>> begin

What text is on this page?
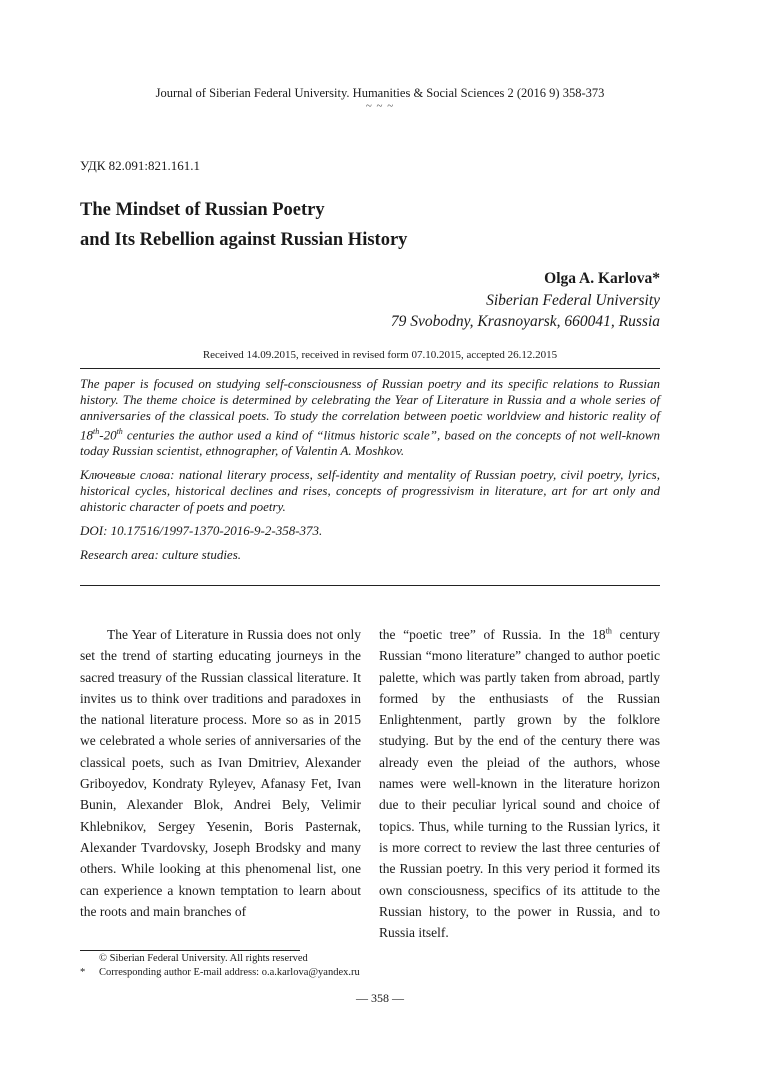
Journal of Siberian Federal University. Humanities & Social Sciences 2 (2016 9) 358-373
~ ~ ~
УДК 82.091:821.161.1
The Mindset of Russian Poetry
and Its Rebellion against Russian History
Olga A. Karlova*
Siberian Federal University
79 Svobodny, Krasnoyarsk, 660041, Russia
Received 14.09.2015, received in revised form 07.10.2015, accepted 26.12.2015

The paper is focused on studying self-consciousness of Russian poetry and its specific relations to Russian history. The theme choice is determined by celebrating the Year of Literature in Russia and a whole series of anniversaries of the classical poets. To study the correlation between poetic worldview and historic reality of 18th-20th centuries the author used a kind of “litmus historic scale”, based on the concepts of not well-known today Russian scientist, ethnographer, of Valentin A. Moshkov.

Ключевые слова: national literary process, self-identity and mentality of Russian poetry, civil poetry, lyrics, historical cycles, historical declines and rises, concepts of progressivism in literature, art for art only and ahistoric character of poets and poetry.

DOI: 10.17516/1997-1370-2016-9-2-358-373.

Research area: culture studies.

The Year of Literature in Russia does not only set the trend of starting educating journeys in the sacred treasury of the Russian classical literature. It invites us to think over traditions and paradoxes in the national literature process. More so as in 2015 we celebrated a whole series of anniversaries of the classical poets, such as Ivan Dmitriev, Alexander Griboyedov, Kondraty Ryleyev, Afanasy Fet, Ivan Bunin, Alexander Blok, Andrei Bely, Velimir Khlebnikov, Sergey Yesenin, Boris Pasternak, Alexander Tvardovsky, Joseph Brodsky and many others. While looking at this phenomenal list, one can experience a known temptation to learn about the roots and main branches of

the “poetic tree” of Russia. In the 18th century Russian “mono literature” changed to author poetic palette, which was partly taken from abroad, partly formed by the enthusiasts of the Russian Enlightenment, partly grown by the folklore studying. But by the end of the century there was already even the pleiad of the authors, whose names were well-known in the literature horizon due to their peculiar lyrical sound and choice of topics. Thus, while turning to the Russian lyrics, it is more correct to review the last three centuries of the Russian poetry. In this very period it formed its own consciousness, specifics of its attitude to the Russian history, to the power in Russia, and to Russia itself.

© Siberian Federal University. All rights reserved
* Corresponding author E-mail address: o.a.karlova@yandex.ru
— 358 —
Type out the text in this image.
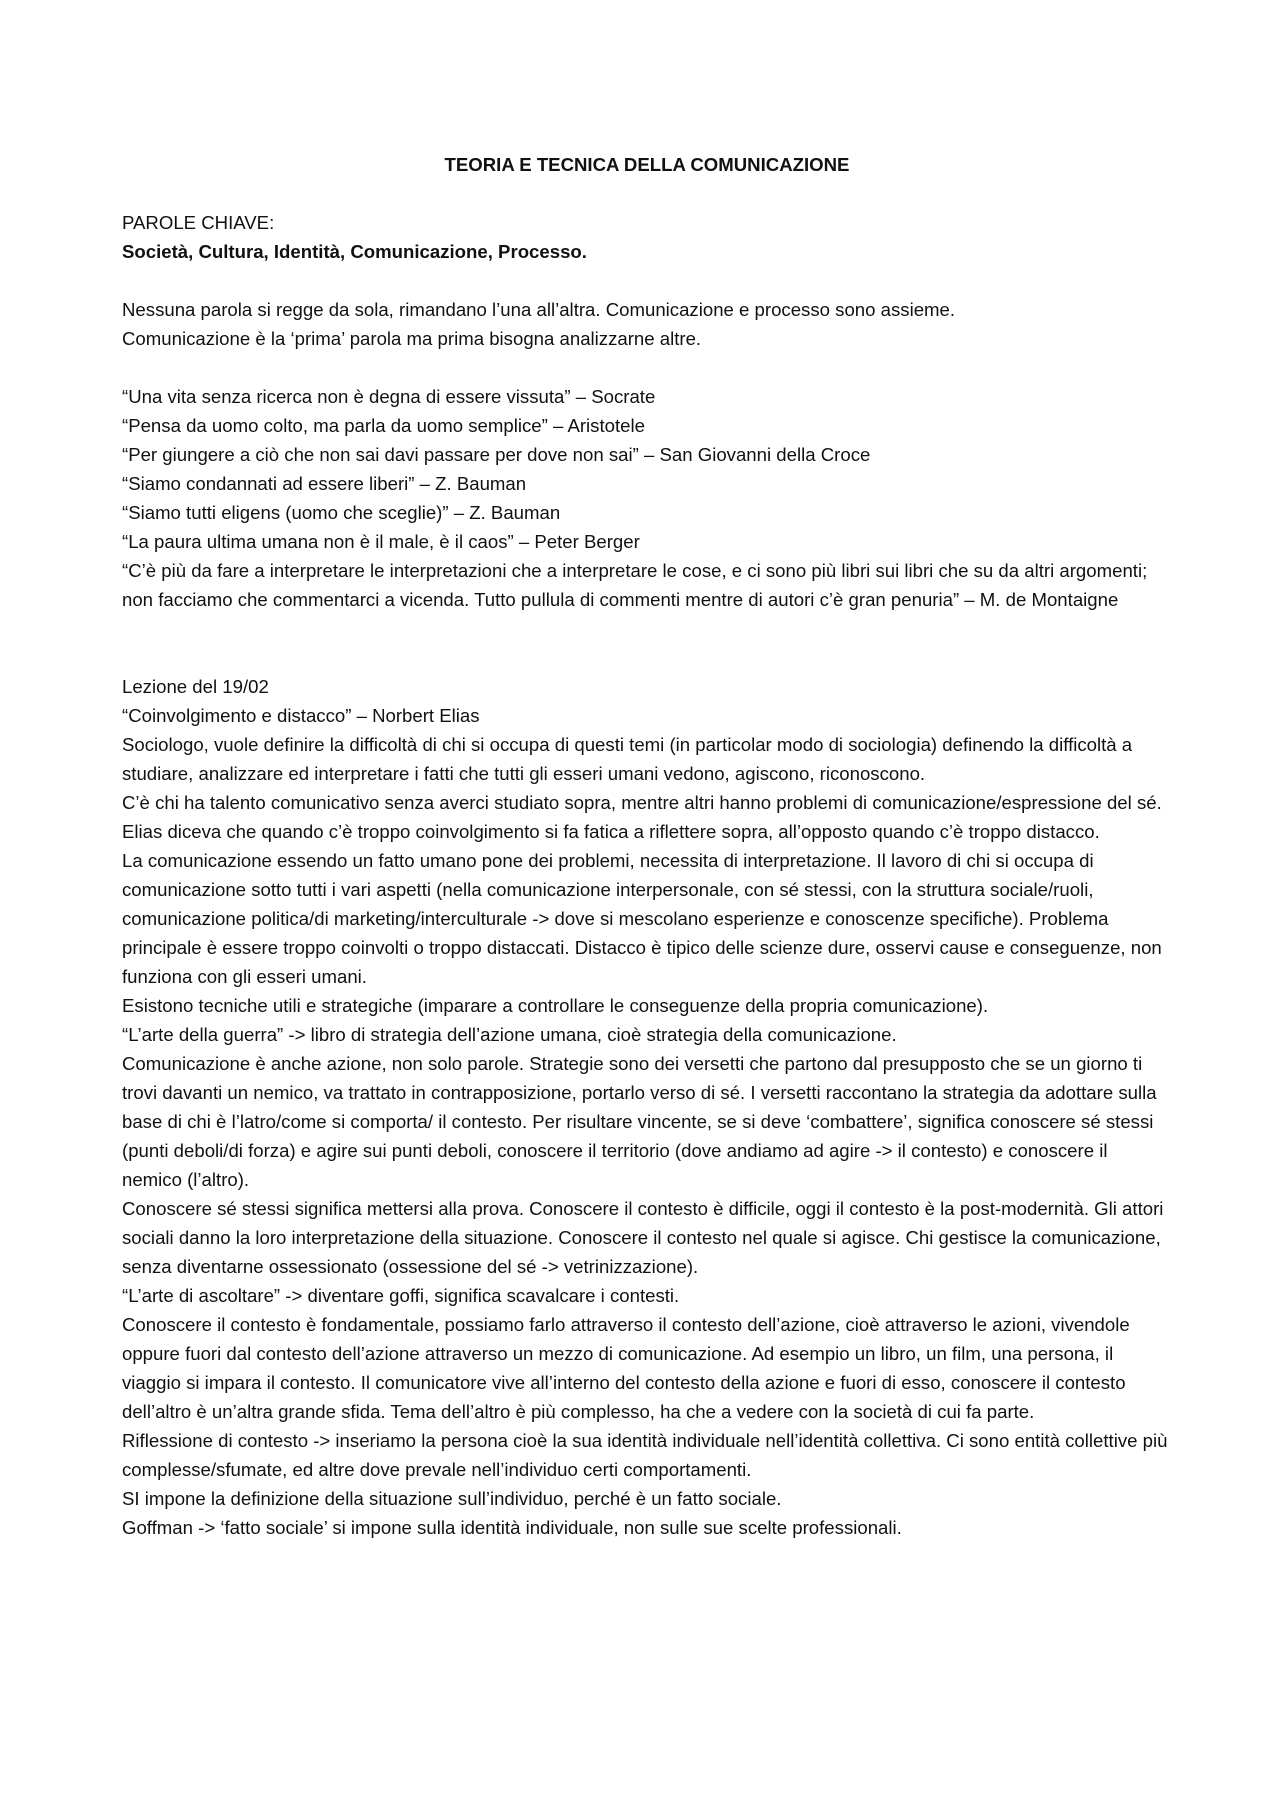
TEORIA E TECNICA DELLA COMUNICAZIONE

PAROLE CHIAVE:

Società, Cultura, Identità, Comunicazione, Processo.

Nessuna parola si regge da sola, rimandano l’una all’altra. Comunicazione e processo sono assieme.

Comunicazione è la ‘prima’ parola ma prima bisogna analizzarne altre.

“Una vita senza ricerca non è degna di essere vissuta” – Socrate

“Pensa da uomo colto, ma parla da uomo semplice” – Aristotele

“Per giungere a ciò che non sai davi passare per dove non sai” – San Giovanni della Croce

“Siamo condannati ad essere liberi” – Z. Bauman

“Siamo tutti eligens (uomo che sceglie)” – Z. Bauman

“La paura ultima umana non è il male, è il caos” – Peter Berger

“C’è più da fare a interpretare le interpretazioni che a interpretare le cose, e ci sono più libri sui libri che su da altri argomenti; non facciamo che commentarci a vicenda. Tutto pullula di commenti mentre di autori c’è gran penuria” – M. de Montaigne

Lezione del 19/02

“Coinvolgimento e distacco” – Norbert Elias

Sociologo, vuole definire la difficoltà di chi si occupa di questi temi (in particolar modo di sociologia) definendo la difficoltà a studiare, analizzare ed interpretare i fatti che tutti gli esseri umani vedono, agiscono, riconoscono.

C’è chi ha talento comunicativo senza averci studiato sopra, mentre altri hanno problemi di comunicazione/espressione del sé. Elias diceva che quando c’è troppo coinvolgimento si fa fatica a riflettere sopra, all’opposto quando c’è troppo distacco.

La comunicazione essendo un fatto umano pone dei problemi, necessita di interpretazione. Il lavoro di chi si occupa di comunicazione sotto tutti i vari aspetti (nella comunicazione interpersonale, con sé stessi, con la struttura sociale/ruoli, comunicazione politica/di marketing/interculturale -> dove si mescolano esperienze e conoscenze specifiche). Problema principale è essere troppo coinvolti o troppo distaccati. Distacco è tipico delle scienze dure, osservi cause e conseguenze, non funziona con gli esseri umani.

Esistono tecniche utili e strategiche (imparare a controllare le conseguenze della propria comunicazione).

“L’arte della guerra” -> libro di strategia dell’azione umana, cioè strategia della comunicazione.

Comunicazione è anche azione, non solo parole. Strategie sono dei versetti che partono dal presupposto che se un giorno ti trovi davanti un nemico, va trattato in contrapposizione, portarlo verso di sé. I versetti raccontano la strategia da adottare sulla base di chi è l’latro/come si comporta/ il contesto. Per risultare vincente, se si deve ‘combattere’, significa conoscere sé stessi (punti deboli/di forza) e agire sui punti deboli, conoscere il territorio (dove andiamo ad agire -> il contesto) e conoscere il nemico (l’altro).

Conoscere sé stessi significa mettersi alla prova. Conoscere il contesto è difficile, oggi il contesto è la post-modernità. Gli attori sociali danno la loro interpretazione della situazione. Conoscere il contesto nel quale si agisce. Chi gestisce la comunicazione, senza diventarne ossessionato (ossessione del sé -> vetrinizzazione).

“L’arte di ascoltare” -> diventare goffi, significa scavalcare i contesti.

Conoscere il contesto è fondamentale, possiamo farlo attraverso il contesto dell’azione, cioè attraverso le azioni, vivendole oppure fuori dal contesto dell’azione attraverso un mezzo di comunicazione. Ad esempio un libro, un film, una persona, il viaggio si impara il contesto. Il comunicatore vive all’interno del contesto della azione e fuori di esso, conoscere il contesto dell’altro è un’altra grande sfida. Tema dell’altro è più complesso, ha che a vedere con la società di cui fa parte.

Riflessione di contesto -> inseriamo la persona cioè la sua identità individuale nell’identità collettiva. Ci sono entità collettive più complesse/sfumate, ed altre dove prevale nell’individuo certi comportamenti.

SI impone la definizione della situazione sull’individuo, perché è un fatto sociale.

Goffman -> ‘fatto sociale’ si impone sulla identità individuale, non sulle sue scelte professionali.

>> end

▶ **Task requirements**:
Set every line down exactly as written, leaving each picture out.

▶ **Solution to this task**:
What text is on this page?
Journal of Siberian Federal University. Humanities & Social Sciences 2 (2016 9) 358-373
~ ~ ~
УДК 82.091:821.161.1
The Mindset of Russian Poetry
and Its Rebellion against Russian History
Olga A. Karlova*
Siberian Federal University
79 Svobodny, Krasnoyarsk, 660041, Russia
Received 14.09.2015, received in revised form 07.10.2015, accepted 26.12.2015

The paper is focused on studying self-consciousness of Russian poetry and its specific relations to Russian history. The theme choice is determined by celebrating the Year of Literature in Russia and a whole series of anniversaries of the classical poets. To study the correlation between poetic worldview and historic reality of 18th-20th centuries the author used a kind of “litmus historic scale”, based on the concepts of not well-known today Russian scientist, ethnographer, of Valentin A. Moshkov.

Ключевые слова: national literary process, self-identity and mentality of Russian poetry, civil poetry, lyrics, historical cycles, historical declines and rises, concepts of progressivism in literature, art for art only and ahistoric character of poets and poetry.

DOI: 10.17516/1997-1370-2016-9-2-358-373.

Research area: culture studies.

The Year of Literature in Russia does not only set the trend of starting educating journeys in the sacred treasury of the Russian classical literature. It invites us to think over traditions and paradoxes in the national literature process. More so as in 2015 we celebrated a whole series of anniversaries of the classical poets, such as Ivan Dmitriev, Alexander Griboyedov, Kondraty Ryleyev, Afanasy Fet, Ivan Bunin, Alexander Blok, Andrei Bely, Velimir Khlebnikov, Sergey Yesenin, Boris Pasternak, Alexander Tvardovsky, Joseph Brodsky and many others. While looking at this phenomenal list, one can experience a known temptation to learn about the roots and main branches of

the “poetic tree” of Russia. In the 18th century Russian “mono literature” changed to author poetic palette, which was partly taken from abroad, partly formed by the enthusiasts of the Russian Enlightenment, partly grown by the folklore studying. But by the end of the century there was already even the pleiad of the authors, whose names were well-known in the literature horizon due to their peculiar lyrical sound and choice of topics. Thus, while turning to the Russian lyrics, it is more correct to review the last three centuries of the Russian poetry. In this very period it formed its own consciousness, specifics of its attitude to the Russian history, to the power in Russia, and to Russia itself.

© Siberian Federal University. All rights reserved
* Corresponding author E-mail address: o.a.karlova@yandex.ru
— 358 —
Type out the text in this image.
TEORIA E TECNICA DELLA COMUNICAZIONE

PAROLE CHIAVE:

Società, Cultura, Identità, Comunicazione, Processo.

Nessuna parola si regge da sola, rimandano l’una all’altra. Comunicazione e processo sono assieme.

Comunicazione è la ‘prima’ parola ma prima bisogna analizzarne altre.

“Una vita senza ricerca non è degna di essere vissuta” – Socrate

“Pensa da uomo colto, ma parla da uomo semplice” – Aristotele

“Per giungere a ciò che non sai davi passare per dove non sai” – San Giovanni della Croce

“Siamo condannati ad essere liberi” – Z. Bauman

“Siamo tutti eligens (uomo che sceglie)” – Z. Bauman

“La paura ultima umana non è il male, è il caos” – Peter Berger

“C’è più da fare a interpretare le interpretazioni che a interpretare le cose, e ci sono più libri sui libri che su da altri argomenti; non facciamo che commentarci a vicenda. Tutto pullula di commenti mentre di autori c’è gran penuria” – M. de Montaigne

Lezione del 19/02

“Coinvolgimento e distacco” – Norbert Elias

Sociologo, vuole definire la difficoltà di chi si occupa di questi temi (in particolar modo di sociologia) definendo la difficoltà a studiare, analizzare ed interpretare i fatti che tutti gli esseri umani vedono, agiscono, riconoscono.

C’è chi ha talento comunicativo senza averci studiato sopra, mentre altri hanno problemi di comunicazione/espressione del sé. Elias diceva che quando c’è troppo coinvolgimento si fa fatica a riflettere sopra, all’opposto quando c’è troppo distacco.

La comunicazione essendo un fatto umano pone dei problemi, necessita di interpretazione. Il lavoro di chi si occupa di comunicazione sotto tutti i vari aspetti (nella comunicazione interpersonale, con sé stessi, con la struttura sociale/ruoli, comunicazione politica/di marketing/interculturale -> dove si mescolano esperienze e conoscenze specifiche). Problema principale è essere troppo coinvolti o troppo distaccati. Distacco è tipico delle scienze dure, osservi cause e conseguenze, non funziona con gli esseri umani.

Esistono tecniche utili e strategiche (imparare a controllare le conseguenze della propria comunicazione).

“L’arte della guerra” -> libro di strategia dell’azione umana, cioè strategia della comunicazione.

Comunicazione è anche azione, non solo parole. Strategie sono dei versetti che partono dal presupposto che se un giorno ti trovi davanti un nemico, va trattato in contrapposizione, portarlo verso di sé. I versetti raccontano la strategia da adottare sulla base di chi è l’latro/come si comporta/ il contesto. Per risultare vincente, se si deve ‘combattere’, significa conoscere sé stessi (punti deboli/di forza) e agire sui punti deboli, conoscere il territorio (dove andiamo ad agire -> il contesto) e conoscere il nemico (l’altro).

Conoscere sé stessi significa mettersi alla prova. Conoscere il contesto è difficile, oggi il contesto è la post-modernità. Gli attori sociali danno la loro interpretazione della situazione. Conoscere il contesto nel quale si agisce. Chi gestisce la comunicazione, senza diventarne ossessionato (ossessione del sé -> vetrinizzazione).

“L’arte di ascoltare” -> diventare goffi, significa scavalcare i contesti.

Conoscere il contesto è fondamentale, possiamo farlo attraverso il contesto dell’azione, cioè attraverso le azioni, vivendole oppure fuori dal contesto dell’azione attraverso un mezzo di comunicazione. Ad esempio un libro, un film, una persona, il viaggio si impara il contesto. Il comunicatore vive all’interno del contesto della azione e fuori di esso, conoscere il contesto dell’altro è un’altra grande sfida. Tema dell’altro è più complesso, ha che a vedere con la società di cui fa parte.

Riflessione di contesto -> inseriamo la persona cioè la sua identità individuale nell’identità collettiva. Ci sono entità collettive più complesse/sfumate, ed altre dove prevale nell’individuo certi comportamenti.

SI impone la definizione della situazione sull’individuo, perché è un fatto sociale.

Goffman -> ‘fatto sociale’ si impone sulla identità individuale, non sulle sue scelte professionali.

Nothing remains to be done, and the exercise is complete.